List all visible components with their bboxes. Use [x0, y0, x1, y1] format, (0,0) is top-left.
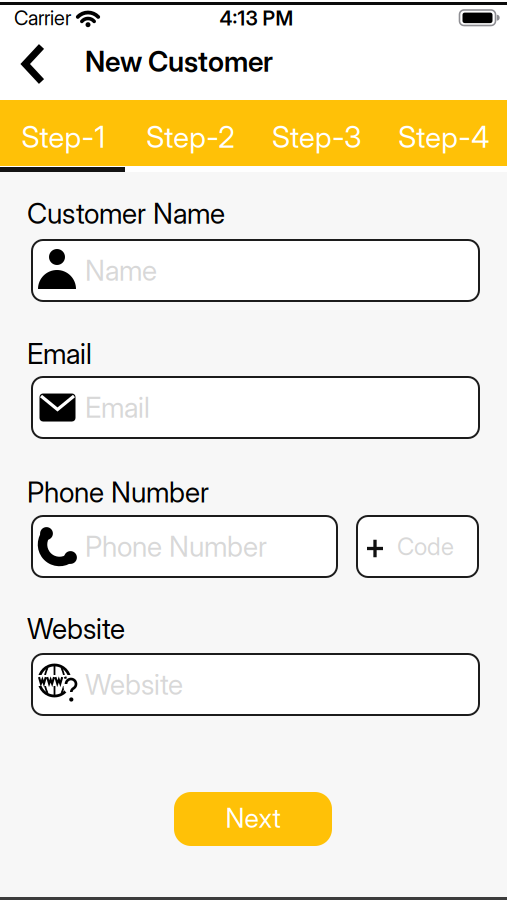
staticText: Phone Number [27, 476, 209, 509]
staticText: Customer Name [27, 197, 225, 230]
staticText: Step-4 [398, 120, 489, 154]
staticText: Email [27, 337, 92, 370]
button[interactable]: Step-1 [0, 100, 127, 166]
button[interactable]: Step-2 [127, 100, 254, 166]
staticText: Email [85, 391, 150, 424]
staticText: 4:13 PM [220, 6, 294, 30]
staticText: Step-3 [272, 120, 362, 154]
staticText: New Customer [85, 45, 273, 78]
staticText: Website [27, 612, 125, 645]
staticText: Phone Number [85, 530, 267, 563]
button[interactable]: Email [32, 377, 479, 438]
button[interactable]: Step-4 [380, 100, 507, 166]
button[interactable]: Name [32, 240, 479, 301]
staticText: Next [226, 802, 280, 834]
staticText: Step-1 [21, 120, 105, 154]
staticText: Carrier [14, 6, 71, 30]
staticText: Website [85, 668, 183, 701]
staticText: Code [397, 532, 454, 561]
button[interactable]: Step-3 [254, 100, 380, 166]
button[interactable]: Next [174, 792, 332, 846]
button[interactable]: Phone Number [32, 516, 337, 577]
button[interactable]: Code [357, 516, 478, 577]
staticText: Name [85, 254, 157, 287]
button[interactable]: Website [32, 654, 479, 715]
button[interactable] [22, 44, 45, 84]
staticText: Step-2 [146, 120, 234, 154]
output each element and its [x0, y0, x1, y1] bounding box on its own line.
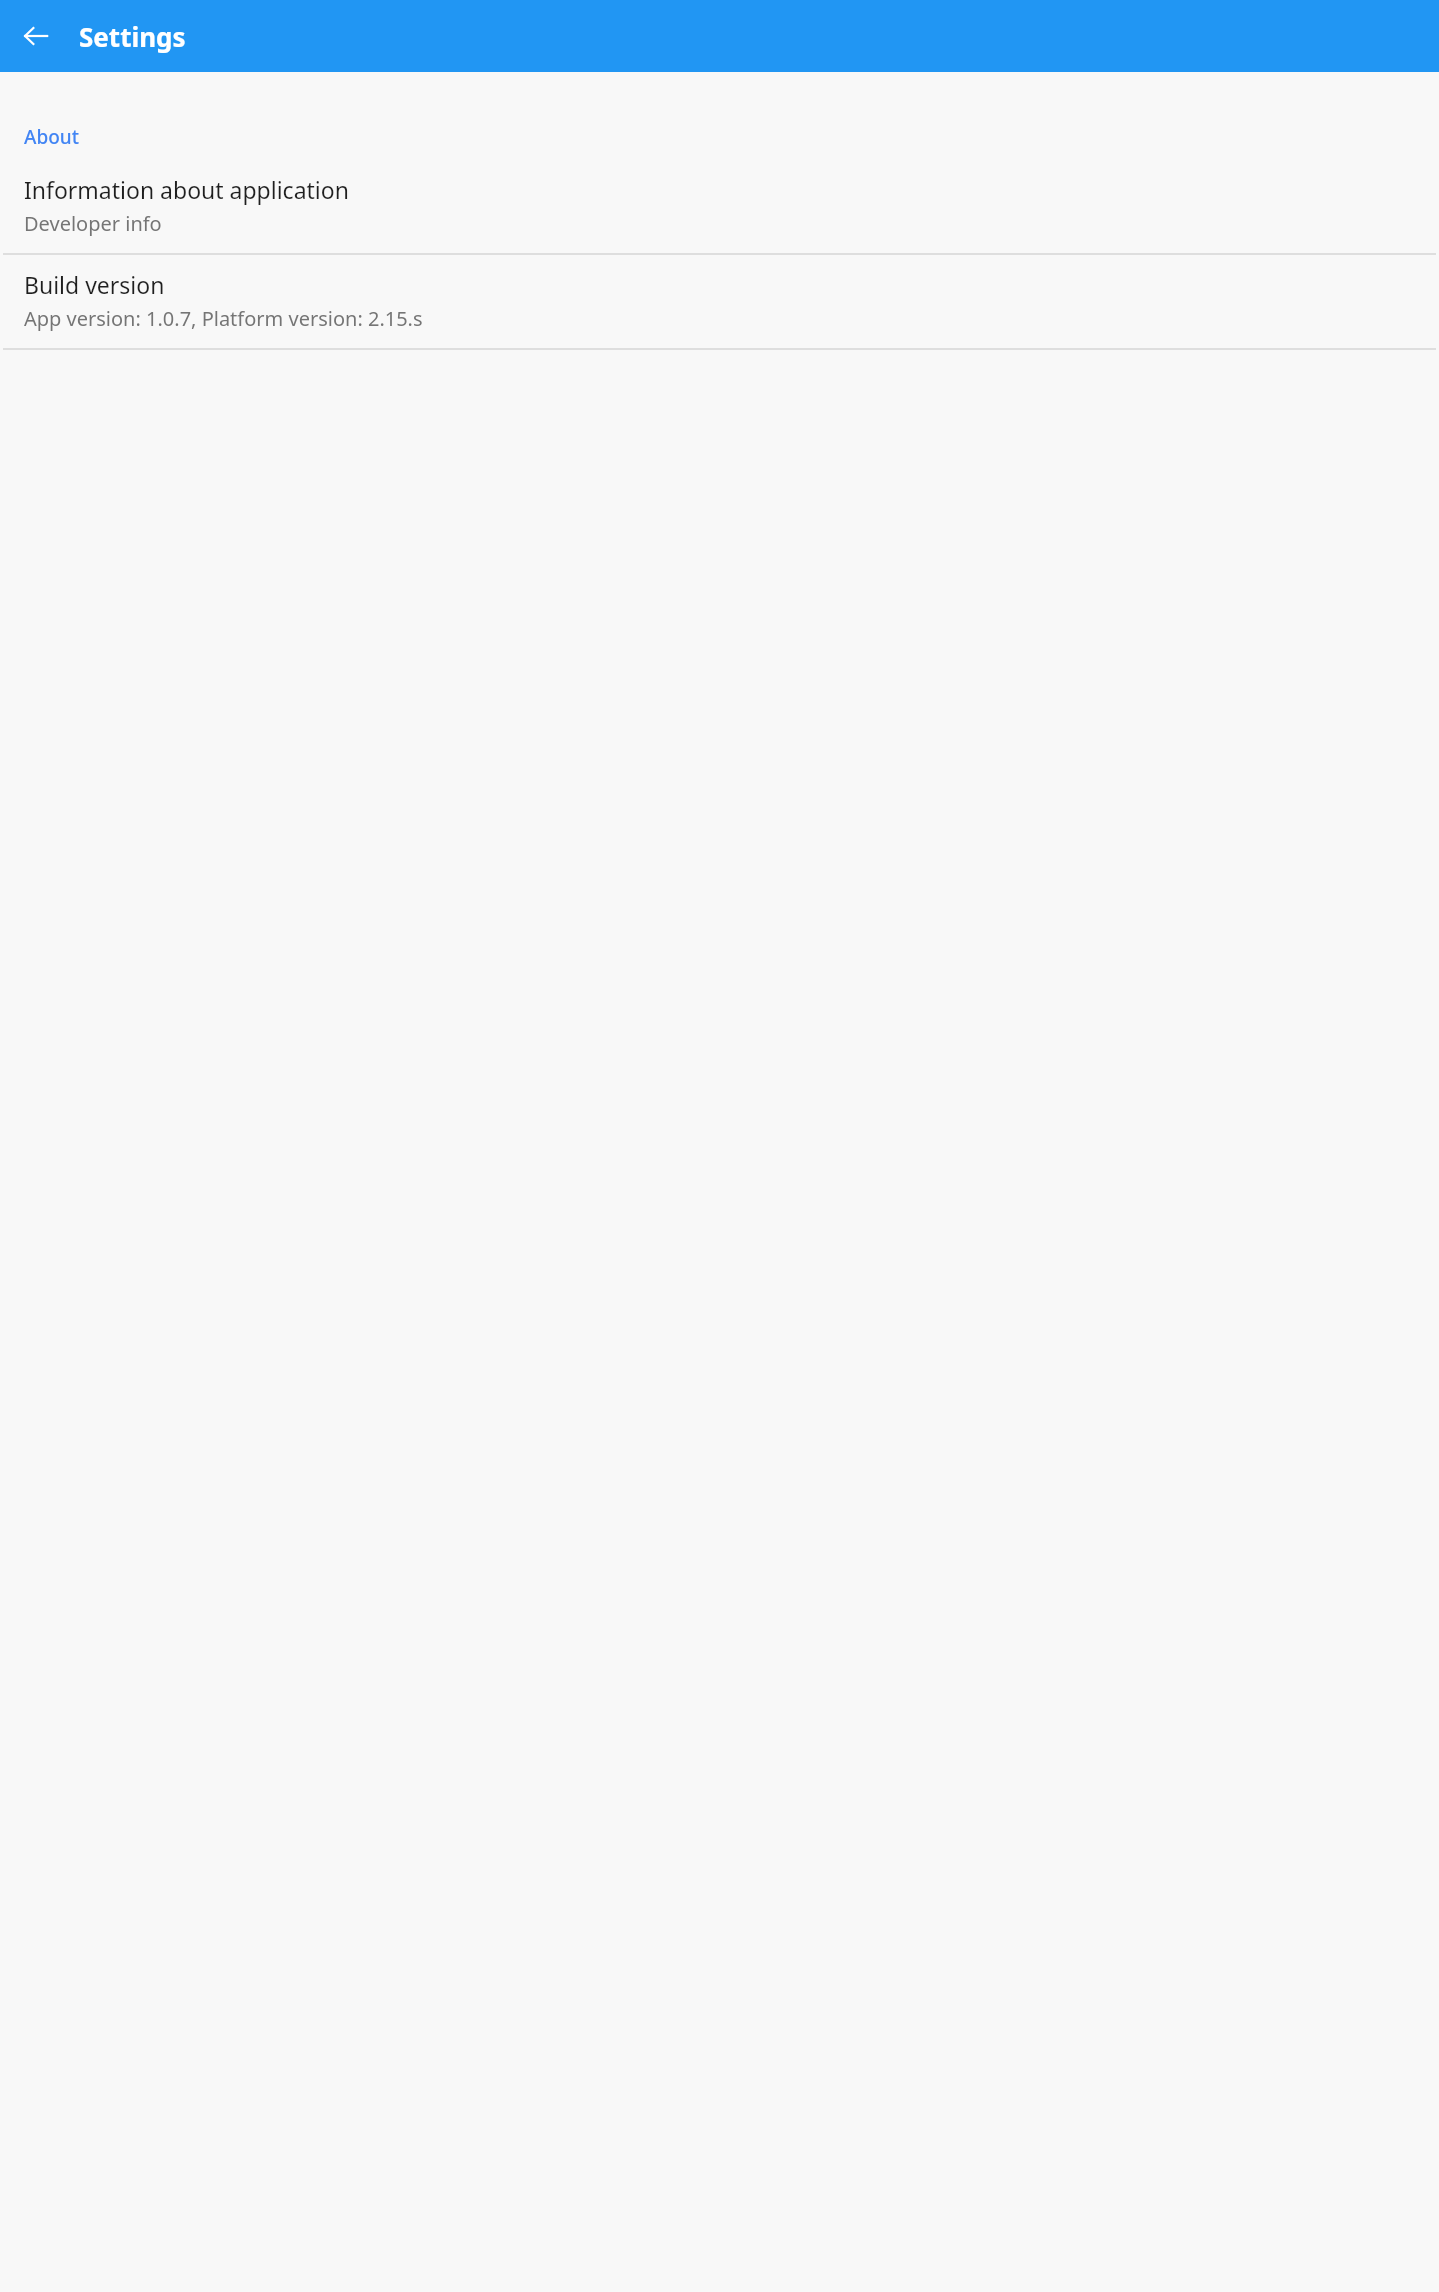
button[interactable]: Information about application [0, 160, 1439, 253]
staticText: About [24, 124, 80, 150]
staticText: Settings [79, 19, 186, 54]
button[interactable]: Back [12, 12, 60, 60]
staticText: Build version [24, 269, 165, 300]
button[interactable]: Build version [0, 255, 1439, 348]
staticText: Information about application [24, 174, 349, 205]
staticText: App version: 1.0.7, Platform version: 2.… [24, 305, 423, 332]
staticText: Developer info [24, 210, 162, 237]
- - - -
THE REQUEST ▸
Copy every line of the records above word for word, but leave out the pictures.

SOLUTION TO THIS TASK ▸
List all visible components with their bboxes. Use [x0, y0, x1, y1] format, (0,0) is top-left.
staticText: Phone Number [27, 476, 209, 509]
staticText: Customer Name [27, 197, 225, 230]
staticText: Step-4 [398, 120, 489, 154]
staticText: Email [27, 337, 92, 370]
button[interactable]: Step-1 [0, 100, 127, 166]
button[interactable]: Step-2 [127, 100, 254, 166]
staticText: Email [85, 391, 150, 424]
staticText: 4:13 PM [220, 6, 294, 30]
staticText: Step-3 [272, 120, 362, 154]
staticText: New Customer [85, 45, 273, 78]
staticText: Website [27, 612, 125, 645]
staticText: Phone Number [85, 530, 267, 563]
button[interactable]: Email [32, 377, 479, 438]
button[interactable]: Step-4 [380, 100, 507, 166]
button[interactable]: Name [32, 240, 479, 301]
staticText: Next [226, 802, 280, 834]
staticText: Step-1 [21, 120, 105, 154]
staticText: Carrier [14, 6, 71, 30]
staticText: Website [85, 668, 183, 701]
staticText: Code [397, 532, 454, 561]
button[interactable]: Step-3 [254, 100, 380, 166]
button[interactable]: Next [174, 792, 332, 846]
button[interactable]: Phone Number [32, 516, 337, 577]
button[interactable]: Code [357, 516, 478, 577]
staticText: Name [85, 254, 157, 287]
button[interactable]: Website [32, 654, 479, 715]
button[interactable] [22, 44, 45, 84]
staticText: Step-2 [146, 120, 234, 154]
output each element and its [x0, y0, x1, y1] bounding box on its own line.
button[interactable]: Information about application [0, 160, 1439, 253]
staticText: About [24, 124, 80, 150]
staticText: Settings [79, 19, 186, 54]
button[interactable]: Back [12, 12, 60, 60]
staticText: Build version [24, 269, 165, 300]
button[interactable]: Build version [0, 255, 1439, 348]
staticText: Information about application [24, 174, 349, 205]
staticText: App version: 1.0.7, Platform version: 2.… [24, 305, 423, 332]
staticText: Developer info [24, 210, 162, 237]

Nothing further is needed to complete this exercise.